Problem description:
Starting with the line that includes "Transcribe this image's", write out every remaining line of the records below exactly as it appears, leaving out any images.

Task inputs:
:::

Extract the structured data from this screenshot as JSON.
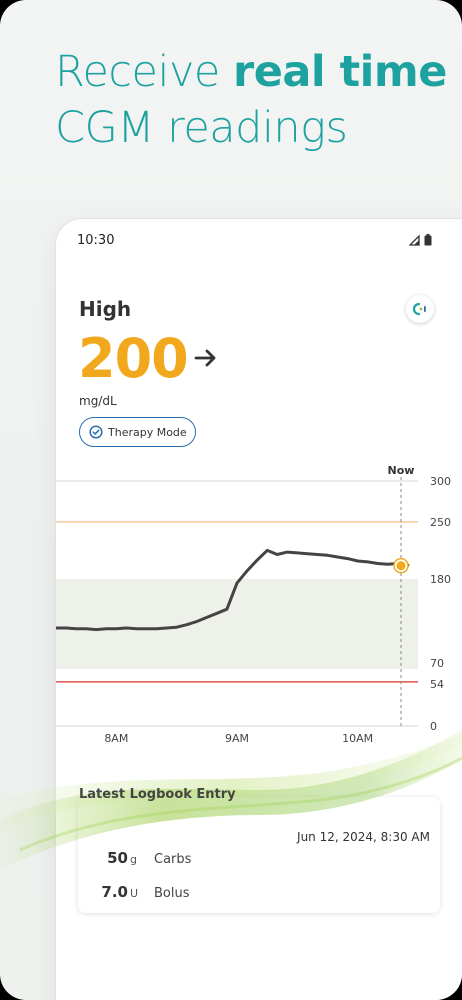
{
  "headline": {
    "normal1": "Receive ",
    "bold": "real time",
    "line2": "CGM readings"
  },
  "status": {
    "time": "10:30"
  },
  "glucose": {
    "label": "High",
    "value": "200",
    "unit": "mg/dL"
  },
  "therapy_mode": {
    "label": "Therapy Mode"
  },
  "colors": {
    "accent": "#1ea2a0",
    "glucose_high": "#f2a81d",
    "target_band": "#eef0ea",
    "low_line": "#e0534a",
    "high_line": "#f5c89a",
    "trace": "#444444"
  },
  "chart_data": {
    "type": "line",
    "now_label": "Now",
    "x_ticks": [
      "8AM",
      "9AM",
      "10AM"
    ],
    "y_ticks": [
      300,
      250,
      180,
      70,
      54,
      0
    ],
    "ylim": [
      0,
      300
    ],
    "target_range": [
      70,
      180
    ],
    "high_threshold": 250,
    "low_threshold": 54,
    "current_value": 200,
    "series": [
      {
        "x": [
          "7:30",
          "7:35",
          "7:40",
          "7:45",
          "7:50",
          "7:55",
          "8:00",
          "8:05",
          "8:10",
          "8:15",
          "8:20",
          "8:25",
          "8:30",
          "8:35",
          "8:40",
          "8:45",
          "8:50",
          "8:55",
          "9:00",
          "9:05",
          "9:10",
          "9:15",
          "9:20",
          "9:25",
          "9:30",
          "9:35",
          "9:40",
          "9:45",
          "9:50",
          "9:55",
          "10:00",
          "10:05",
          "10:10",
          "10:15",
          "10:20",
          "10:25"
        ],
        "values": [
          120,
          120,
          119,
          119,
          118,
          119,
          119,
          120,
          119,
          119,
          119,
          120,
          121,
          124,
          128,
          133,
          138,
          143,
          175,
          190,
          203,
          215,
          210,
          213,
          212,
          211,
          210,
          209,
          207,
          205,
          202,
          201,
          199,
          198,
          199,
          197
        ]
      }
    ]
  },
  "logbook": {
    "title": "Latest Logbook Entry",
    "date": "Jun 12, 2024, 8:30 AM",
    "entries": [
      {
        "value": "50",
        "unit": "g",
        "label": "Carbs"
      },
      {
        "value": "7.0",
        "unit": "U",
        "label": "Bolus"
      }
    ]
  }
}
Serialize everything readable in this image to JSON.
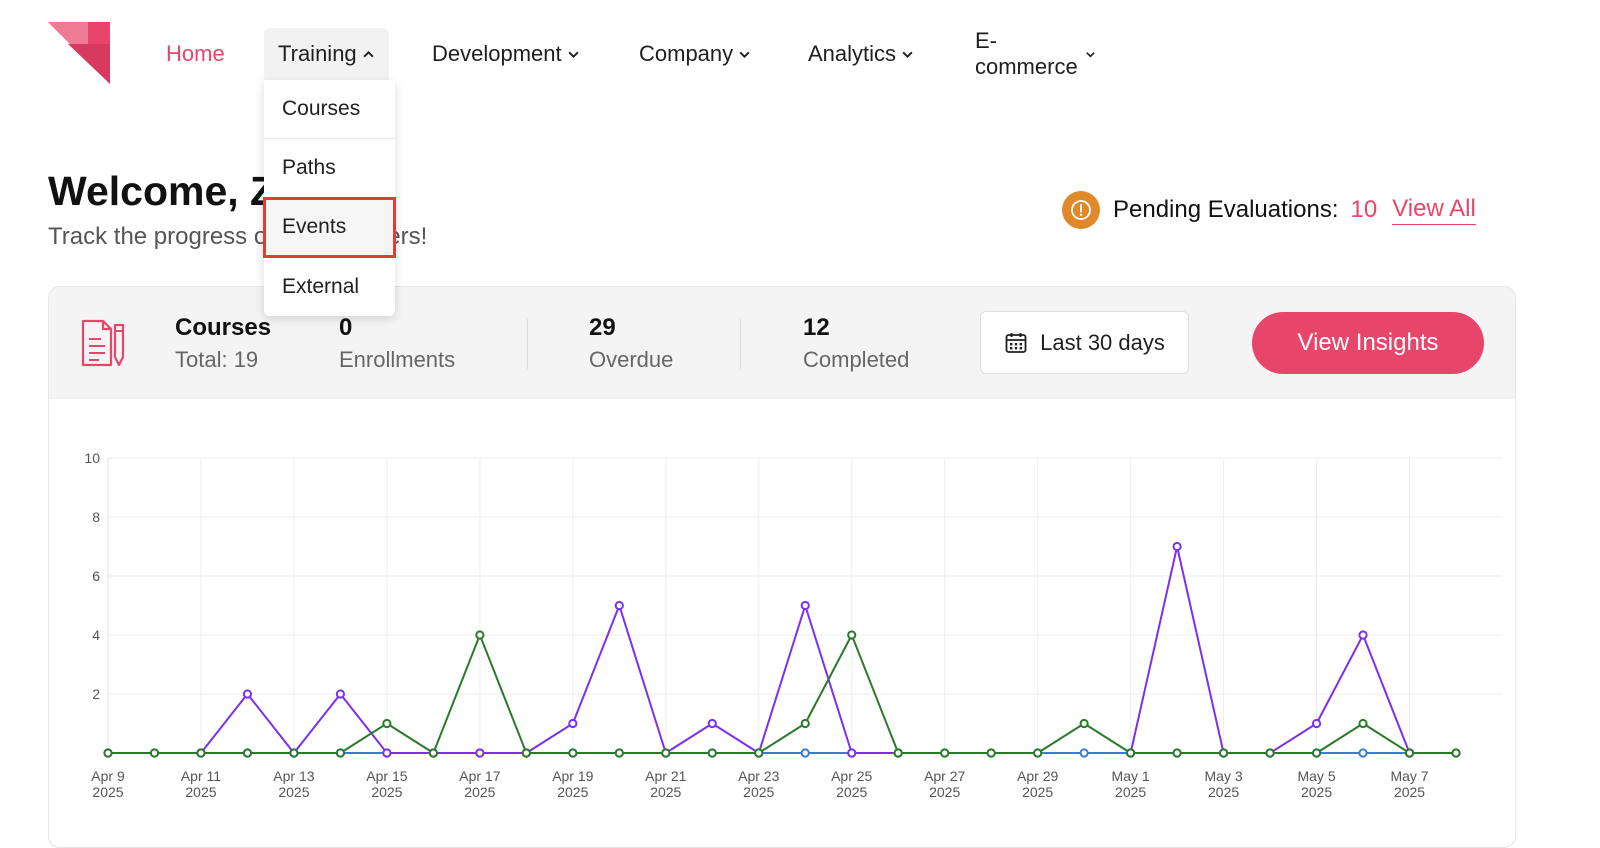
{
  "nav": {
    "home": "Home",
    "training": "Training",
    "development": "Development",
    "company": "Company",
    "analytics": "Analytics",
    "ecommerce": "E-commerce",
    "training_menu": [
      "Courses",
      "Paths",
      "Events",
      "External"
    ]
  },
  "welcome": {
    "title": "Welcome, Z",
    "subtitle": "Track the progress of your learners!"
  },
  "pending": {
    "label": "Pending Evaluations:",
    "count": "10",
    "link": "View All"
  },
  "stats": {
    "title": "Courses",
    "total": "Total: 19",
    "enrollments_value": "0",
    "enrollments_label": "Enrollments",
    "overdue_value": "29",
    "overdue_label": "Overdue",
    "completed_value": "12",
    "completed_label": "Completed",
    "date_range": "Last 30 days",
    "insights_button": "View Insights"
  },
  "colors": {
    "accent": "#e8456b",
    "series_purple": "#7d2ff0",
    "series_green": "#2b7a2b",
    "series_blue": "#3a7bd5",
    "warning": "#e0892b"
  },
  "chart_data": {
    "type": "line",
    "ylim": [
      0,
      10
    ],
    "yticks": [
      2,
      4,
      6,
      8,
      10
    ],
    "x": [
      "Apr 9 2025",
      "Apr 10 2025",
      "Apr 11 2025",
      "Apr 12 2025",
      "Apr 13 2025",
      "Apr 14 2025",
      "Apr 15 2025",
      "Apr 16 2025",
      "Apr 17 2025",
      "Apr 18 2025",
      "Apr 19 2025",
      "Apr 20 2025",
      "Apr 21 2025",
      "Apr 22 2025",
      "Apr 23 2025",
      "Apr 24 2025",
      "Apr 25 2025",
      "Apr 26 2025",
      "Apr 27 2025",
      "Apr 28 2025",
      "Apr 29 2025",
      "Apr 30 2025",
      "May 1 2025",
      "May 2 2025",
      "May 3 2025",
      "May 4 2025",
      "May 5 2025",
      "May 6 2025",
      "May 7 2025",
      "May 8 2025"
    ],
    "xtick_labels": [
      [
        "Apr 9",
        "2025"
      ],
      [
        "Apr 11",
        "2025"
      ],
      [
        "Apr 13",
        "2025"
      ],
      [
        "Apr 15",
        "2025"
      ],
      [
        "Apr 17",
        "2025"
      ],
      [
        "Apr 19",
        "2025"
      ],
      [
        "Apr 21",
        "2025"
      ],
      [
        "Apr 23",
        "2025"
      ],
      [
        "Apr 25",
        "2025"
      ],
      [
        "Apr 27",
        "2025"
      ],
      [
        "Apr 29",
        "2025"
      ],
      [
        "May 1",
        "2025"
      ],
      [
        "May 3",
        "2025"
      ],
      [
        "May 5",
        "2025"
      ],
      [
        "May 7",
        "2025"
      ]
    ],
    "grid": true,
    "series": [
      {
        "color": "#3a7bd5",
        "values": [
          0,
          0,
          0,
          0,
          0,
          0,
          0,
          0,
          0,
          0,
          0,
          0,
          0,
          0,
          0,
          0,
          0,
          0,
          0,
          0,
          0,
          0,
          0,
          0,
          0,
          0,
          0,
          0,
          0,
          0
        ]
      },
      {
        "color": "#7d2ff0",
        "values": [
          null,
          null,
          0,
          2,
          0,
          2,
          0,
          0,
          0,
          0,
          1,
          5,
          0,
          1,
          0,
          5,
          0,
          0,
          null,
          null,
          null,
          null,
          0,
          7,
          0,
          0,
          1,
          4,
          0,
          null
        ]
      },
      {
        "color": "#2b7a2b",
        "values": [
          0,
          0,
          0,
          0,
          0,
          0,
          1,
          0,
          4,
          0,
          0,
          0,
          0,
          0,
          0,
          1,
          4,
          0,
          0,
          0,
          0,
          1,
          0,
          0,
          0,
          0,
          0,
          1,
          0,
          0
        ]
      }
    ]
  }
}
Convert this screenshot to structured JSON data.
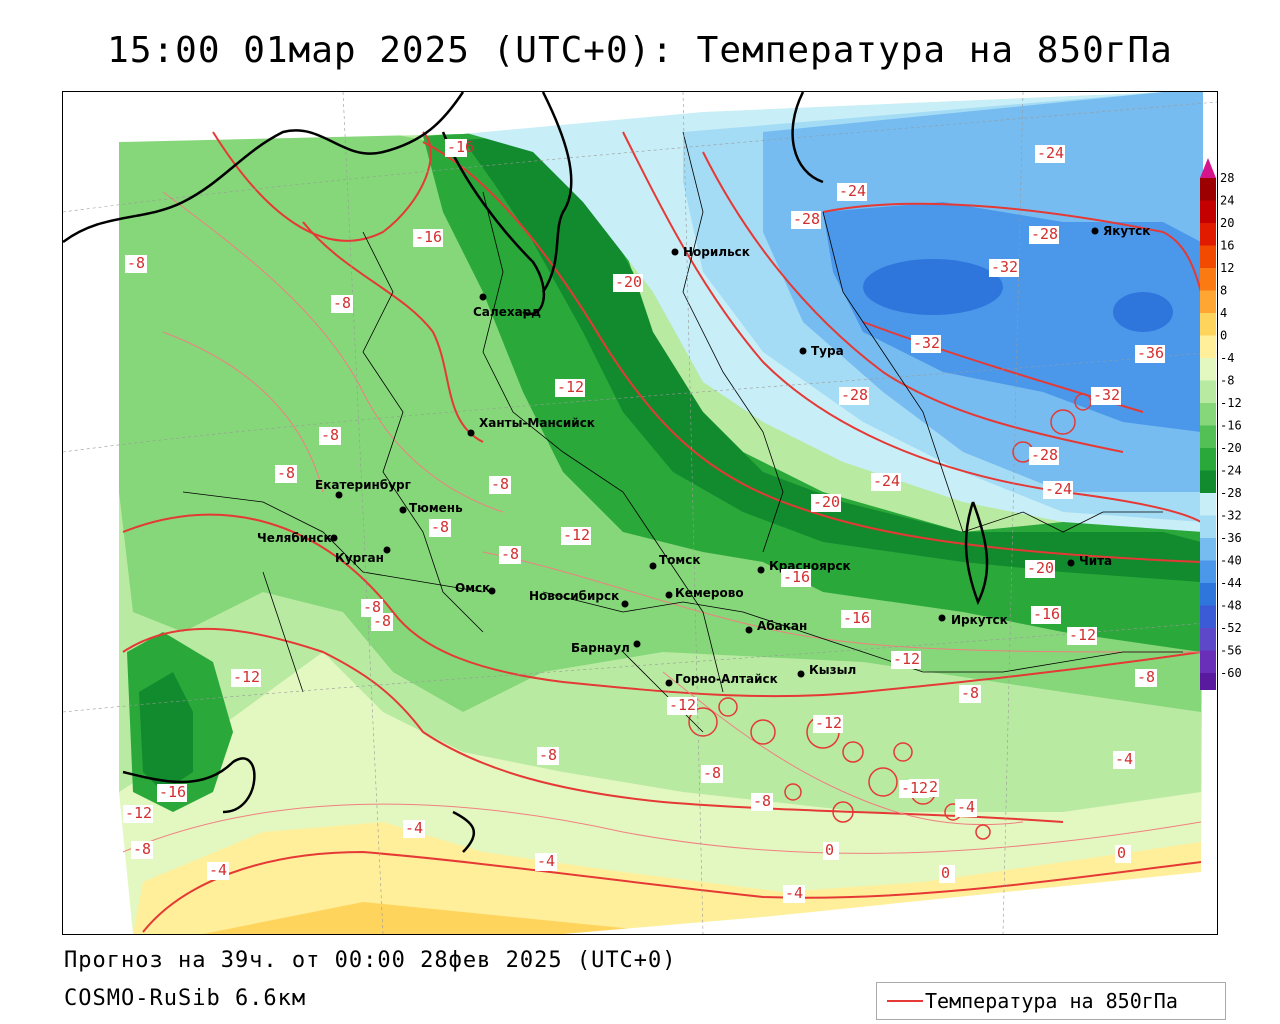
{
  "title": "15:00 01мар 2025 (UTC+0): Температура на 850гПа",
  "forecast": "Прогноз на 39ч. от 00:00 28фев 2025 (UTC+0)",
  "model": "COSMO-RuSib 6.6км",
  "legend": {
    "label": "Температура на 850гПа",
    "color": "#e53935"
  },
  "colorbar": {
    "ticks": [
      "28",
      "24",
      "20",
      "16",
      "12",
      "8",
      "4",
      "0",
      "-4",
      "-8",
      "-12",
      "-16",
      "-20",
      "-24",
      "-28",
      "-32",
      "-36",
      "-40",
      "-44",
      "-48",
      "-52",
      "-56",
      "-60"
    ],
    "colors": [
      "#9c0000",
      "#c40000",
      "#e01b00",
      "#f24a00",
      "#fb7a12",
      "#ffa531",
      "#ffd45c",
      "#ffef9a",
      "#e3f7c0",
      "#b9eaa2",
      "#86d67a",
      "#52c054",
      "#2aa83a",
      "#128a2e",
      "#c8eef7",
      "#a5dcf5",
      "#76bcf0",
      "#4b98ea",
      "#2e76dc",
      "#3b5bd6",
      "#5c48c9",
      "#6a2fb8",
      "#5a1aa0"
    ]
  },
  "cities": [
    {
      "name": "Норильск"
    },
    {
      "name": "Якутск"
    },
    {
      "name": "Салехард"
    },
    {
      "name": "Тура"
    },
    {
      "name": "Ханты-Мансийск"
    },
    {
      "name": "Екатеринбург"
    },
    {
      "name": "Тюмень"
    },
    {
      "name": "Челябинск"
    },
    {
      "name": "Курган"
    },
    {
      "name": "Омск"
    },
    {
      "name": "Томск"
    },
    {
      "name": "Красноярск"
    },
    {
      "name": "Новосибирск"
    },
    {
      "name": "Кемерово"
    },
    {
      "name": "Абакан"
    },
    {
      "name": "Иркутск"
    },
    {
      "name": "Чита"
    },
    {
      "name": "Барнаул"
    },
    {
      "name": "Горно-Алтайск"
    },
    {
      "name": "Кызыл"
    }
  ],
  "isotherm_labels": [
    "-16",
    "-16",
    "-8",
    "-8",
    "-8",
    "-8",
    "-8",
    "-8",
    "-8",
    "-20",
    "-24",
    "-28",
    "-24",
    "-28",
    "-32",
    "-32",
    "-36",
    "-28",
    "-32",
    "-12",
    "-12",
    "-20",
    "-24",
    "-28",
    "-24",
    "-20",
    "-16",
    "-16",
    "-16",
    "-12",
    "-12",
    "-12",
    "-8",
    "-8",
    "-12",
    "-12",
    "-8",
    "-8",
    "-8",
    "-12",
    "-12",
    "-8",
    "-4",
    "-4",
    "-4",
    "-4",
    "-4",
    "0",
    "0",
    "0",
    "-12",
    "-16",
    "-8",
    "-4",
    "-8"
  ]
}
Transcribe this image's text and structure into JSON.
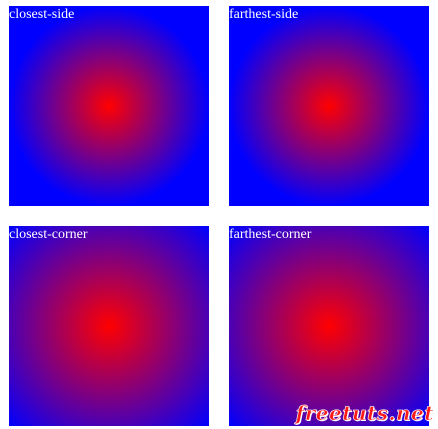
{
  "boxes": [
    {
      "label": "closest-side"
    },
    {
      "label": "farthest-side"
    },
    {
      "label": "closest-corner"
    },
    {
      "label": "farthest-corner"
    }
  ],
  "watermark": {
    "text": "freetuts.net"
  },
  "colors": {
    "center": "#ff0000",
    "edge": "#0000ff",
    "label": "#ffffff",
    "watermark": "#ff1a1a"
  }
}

:::

Response to this task:
Transcribe this image's text and structure into JSON.
{
  "boxes": [
    {
      "label": "closest-side"
    },
    {
      "label": "farthest-side"
    },
    {
      "label": "closest-corner"
    },
    {
      "label": "farthest-corner"
    }
  ],
  "watermark": {
    "text": "freetuts.net"
  },
  "colors": {
    "center": "#ff0000",
    "edge": "#0000ff",
    "label": "#ffffff",
    "watermark": "#ff1a1a"
  }
}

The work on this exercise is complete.